Il rappelle que, en vertu de l’article 16, alinéa 3 de la loi 26 mars 2002, qui vise les ressources et qui a été exécuté par l’article 33 de l’arrêté royal du 11 juillet 2002, les frais liés au logement qui constitue la résidence principale doivent être pris en considération comme étant des revenus lorsqu’ils sont pris en charge par un tiers avec qui le demandeur ne cohabite pas. Par revenu, le tribunal considère qu’il faut entendre les ressources visées par la loi et il est incontestable que l’avantage en nature fait partie de celles-ci. Pour le tribunal, il y a lieu de tenir compte du logement mis gratuitement à disposition et l’évaluation est correcte. A défaut de prise en compte dans les ressources, il y aurait discrimination parmi les bénéficiaires du revenu d’intégration, selon qu’ils doivent consacrer une partie de leurs revenus au paiement d’un loyer ou non.

Position de parties en appel

Les demandeurs considèrent qu’il n’y a pas lieu à déduction d’un montant au titre de loyer fictif, cet avantage devant venir en déduction de leur héritage futur.

Le CPAS rappelle, pour sa part, l’obligation qui lui est faite de procéder à une telle déduction, les frais du logement étant pris en charge par un tiers avec lequel les demandeurs ne cohabitent pas. En ce qui concerne la question de l’héritage, il considère que celle-ci lui est inopposable vu qu’il doit apprécier la situation des demandeurs eu égard à leurs ressources actuelles, et ce hic et nunc.

Les arrêts de la cour du travail

Arrêt du 6 avril 2011

Dans cet arrêt, la cour, appliquant l’article 33 de l’arrêté royal du 1 juillet 2002, considère qu’il faut apprécier les ressources des demandeurs en tenant compte de l’économie réalisée sur leur budget et qu’un héritage futur ne peut être un élément d’appréciation vu qu’il y a lieu d’examiner les ressources dont dispose le demandeur et non celles dont il disposera.

◆ Extrait de données

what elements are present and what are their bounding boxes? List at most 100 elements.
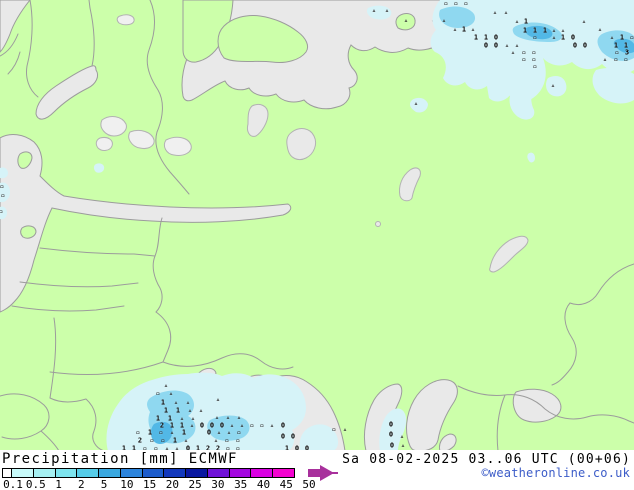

◆ Consigne écrite
Extrayez du texte sur le loyer fictif tout ce qui va de "Dans cet arrêt, la" jusqu'à "dont il disposera.", sans rien y changer. Les lignes n'interviennent pas dans ce travail.

◆ Tâche accomplie
Dans cet arrêt, la cour, appliquant l’article 33 de l’arrêté royal du 1 juillet 2002, considère qu’il faut apprécier les ressources des demandeurs en tenant compte de l’économie réalisée sur leur budget et qu’un héritage futur ne peut être un élément d’appréciation vu qu’il y a lieu d’examiner les ressources dont dispose le demandeur et non celles dont il disposera.